Dataset rows
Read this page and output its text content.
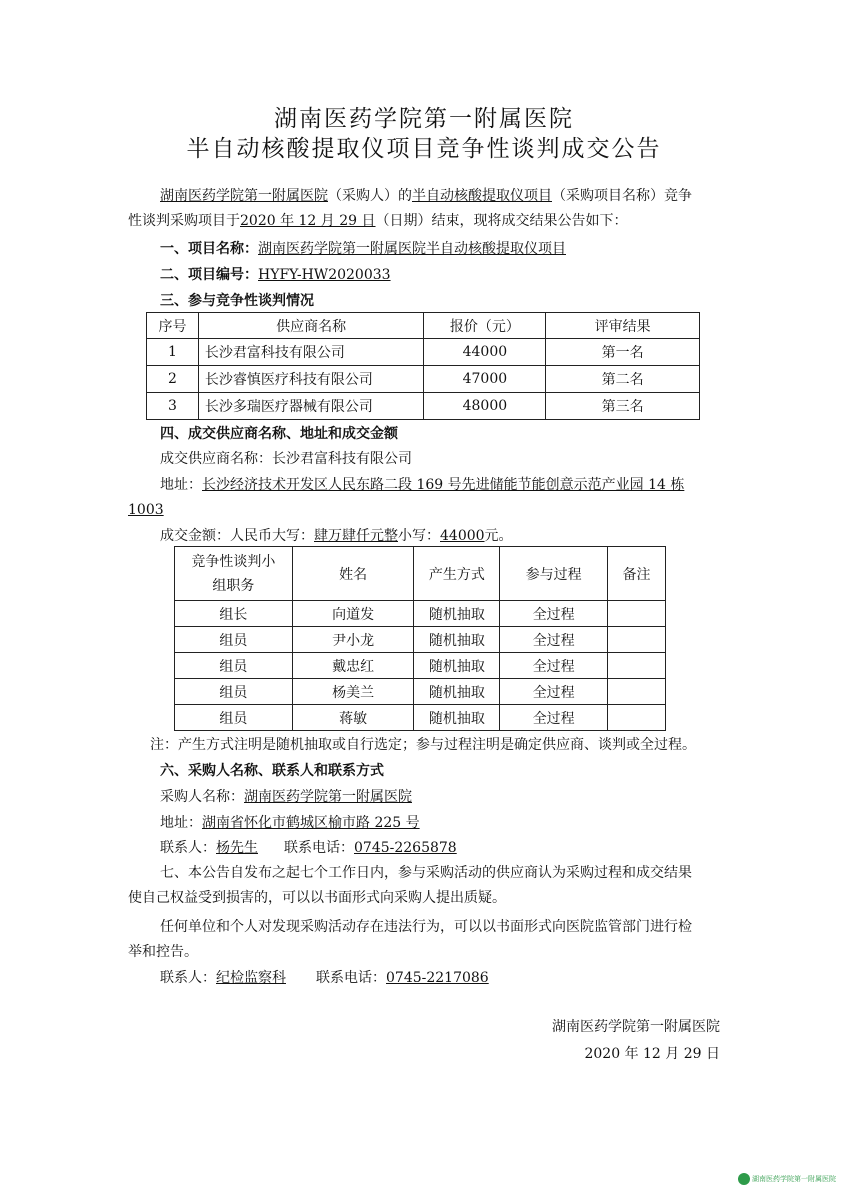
湖南医药学院第一附属医院
半自动核酸提取仪项目竞争性谈判成交公告
湖南医药学院第一附属医院（采购人）的半自动核酸提取仪项目（采购项目名称）竞争
性谈判采购项目于2020 年 12 月 29 日（日期）结束，现将成交结果公告如下：
一、项目名称：湖南医药学院第一附属医院半自动核酸提取仪项目
二、项目编号：HYFY-HW2020033
三、参与竞争性谈判情况
序号	供应商名称	报价（元）	评审结果
1	长沙君富科技有限公司	44000	第一名
2	长沙睿慎医疗科技有限公司	47000	第二名
3	长沙多瑞医疗器械有限公司	48000	第三名
四、成交供应商名称、地址和成交金额
成交供应商名称：长沙君富科技有限公司
地址：长沙经济技术开发区人民东路二段 169 号先进储能节能创意示范产业园 14 栋
1003
成交金额：人民币大写：肆万肆仟元整小写：44000元。
竞争性谈判小
组职务	姓名	产生方式	参与过程	备注
组长	向道发	随机抽取	全过程	
组员	尹小龙	随机抽取	全过程	
组员	戴忠红	随机抽取	全过程	
组员	杨美兰	随机抽取	全过程	
组员	蒋敏	随机抽取	全过程	
注：产生方式注明是随机抽取或自行选定；参与过程注明是确定供应商、谈判或全过程。
六、采购人名称、联系人和联系方式
采购人名称：湖南医药学院第一附属医院
地址：湖南省怀化市鹤城区榆市路 225 号
联系人：杨先生 联系电话：0745-2265878
七、本公告自发布之起七个工作日内，参与采购活动的供应商认为采购过程和成交结果
使自己权益受到损害的，可以以书面形式向采购人提出质疑。
任何单位和个人对发现采购活动存在违法行为，可以以书面形式向医院监管部门进行检
举和控告。
联系人：纪检监察科 联系电话：0745-2217086
湖南医药学院第一附属医院
2020 年 12 月 29 日
湖南医药学院第一附属医院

#### EXERCISE GOAL
Collect, from the material above, every line containing the word "联系电话".

#### THE RESULT
联系人：杨先生 联系电话：0745-2265878
联系人：纪检监察科 联系电话：0745-2217086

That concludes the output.